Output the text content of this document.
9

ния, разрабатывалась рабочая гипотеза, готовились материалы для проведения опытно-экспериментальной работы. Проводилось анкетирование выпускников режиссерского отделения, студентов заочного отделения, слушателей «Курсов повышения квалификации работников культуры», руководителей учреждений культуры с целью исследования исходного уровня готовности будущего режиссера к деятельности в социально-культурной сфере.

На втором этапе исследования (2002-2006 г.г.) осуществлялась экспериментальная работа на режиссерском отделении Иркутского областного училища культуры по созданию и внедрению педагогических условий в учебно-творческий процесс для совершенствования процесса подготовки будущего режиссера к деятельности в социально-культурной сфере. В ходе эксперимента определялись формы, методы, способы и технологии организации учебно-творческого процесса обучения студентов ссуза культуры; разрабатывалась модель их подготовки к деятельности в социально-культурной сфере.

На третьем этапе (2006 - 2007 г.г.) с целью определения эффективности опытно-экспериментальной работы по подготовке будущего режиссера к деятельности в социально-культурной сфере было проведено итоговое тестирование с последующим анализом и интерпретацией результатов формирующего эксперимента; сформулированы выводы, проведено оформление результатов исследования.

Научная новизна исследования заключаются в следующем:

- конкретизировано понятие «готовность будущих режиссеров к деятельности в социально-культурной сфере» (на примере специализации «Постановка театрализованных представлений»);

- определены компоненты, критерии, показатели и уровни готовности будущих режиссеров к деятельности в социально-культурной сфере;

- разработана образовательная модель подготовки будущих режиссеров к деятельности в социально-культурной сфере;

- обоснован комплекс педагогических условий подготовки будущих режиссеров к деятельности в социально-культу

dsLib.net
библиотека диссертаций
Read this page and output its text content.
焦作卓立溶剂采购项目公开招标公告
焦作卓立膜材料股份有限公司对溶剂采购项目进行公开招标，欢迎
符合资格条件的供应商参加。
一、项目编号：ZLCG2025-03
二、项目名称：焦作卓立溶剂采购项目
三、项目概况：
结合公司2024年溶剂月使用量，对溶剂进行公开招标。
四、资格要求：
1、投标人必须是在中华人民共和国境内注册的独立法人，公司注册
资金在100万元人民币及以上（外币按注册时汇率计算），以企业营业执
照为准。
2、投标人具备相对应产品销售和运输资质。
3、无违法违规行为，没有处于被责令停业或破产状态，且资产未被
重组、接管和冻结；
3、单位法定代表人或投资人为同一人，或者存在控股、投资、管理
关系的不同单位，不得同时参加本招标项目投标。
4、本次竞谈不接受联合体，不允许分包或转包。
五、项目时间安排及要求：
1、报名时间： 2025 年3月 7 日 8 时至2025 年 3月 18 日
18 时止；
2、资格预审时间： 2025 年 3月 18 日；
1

> [To do]:
Please reproduce the entire listing, exactly as shown.

> [Complete answer]:
Output the text content of this document.
9

ния, разрабатывалась рабочая гипотеза, готовились материалы для проведения опытно-экспериментальной работы. Проводилось анкетирование выпускников режиссерского отделения, студентов заочного отделения, слушателей «Курсов повышения квалификации работников культуры», руководителей учреждений культуры с целью исследования исходного уровня готовности будущего режиссера к деятельности в социально-культурной сфере.

На втором этапе исследования (2002-2006 г.г.) осуществлялась экспериментальная работа на режиссерском отделении Иркутского областного училища культуры по созданию и внедрению педагогических условий в учебно-творческий процесс для совершенствования процесса подготовки будущего режиссера к деятельности в социально-культурной сфере. В ходе эксперимента определялись формы, методы, способы и технологии организации учебно-творческого процесса обучения студентов ссуза культуры; разрабатывалась модель их подготовки к деятельности в социально-культурной сфере.

На третьем этапе (2006 - 2007 г.г.) с целью определения эффективности опытно-экспериментальной работы по подготовке будущего режиссера к деятельности в социально-культурной сфере было проведено итоговое тестирование с последующим анализом и интерпретацией результатов формирующего эксперимента; сформулированы выводы, проведено оформление результатов исследования.

Научная новизна исследования заключаются в следующем:

- конкретизировано понятие «готовность будущих режиссеров к деятельности в социально-культурной сфере» (на примере специализации «Постановка театрализованных представлений»);

- определены компоненты, критерии, показатели и уровни готовности будущих режиссеров к деятельности в социально-культурной сфере;

- разработана образовательная модель подготовки будущих режиссеров к деятельности в социально-культурной сфере;

- обоснован комплекс педагогических условий подготовки будущих режиссеров к деятельности в социально-культу

dsLib.net
библиотека диссертаций
Read this page and output its text content.
焦作卓立溶剂采购项目公开招标公告
焦作卓立膜材料股份有限公司对溶剂采购项目进行公开招标，欢迎
符合资格条件的供应商参加。
一、项目编号：ZLCG2025-03
二、项目名称：焦作卓立溶剂采购项目
三、项目概况：
结合公司2024年溶剂月使用量，对溶剂进行公开招标。
四、资格要求：
1、投标人必须是在中华人民共和国境内注册的独立法人，公司注册
资金在100万元人民币及以上（外币按注册时汇率计算），以企业营业执
照为准。
2、投标人具备相对应产品销售和运输资质。
3、无违法违规行为，没有处于被责令停业或破产状态，且资产未被
重组、接管和冻结；
3、单位法定代表人或投资人为同一人，或者存在控股、投资、管理
关系的不同单位，不得同时参加本招标项目投标。
4、本次竞谈不接受联合体，不允许分包或转包。
五、项目时间安排及要求：
1、报名时间： 2025 年3月 7 日 8 时至2025 年 3月 18 日
18 时止；
2、资格预审时间： 2025 年 3月 18 日；
1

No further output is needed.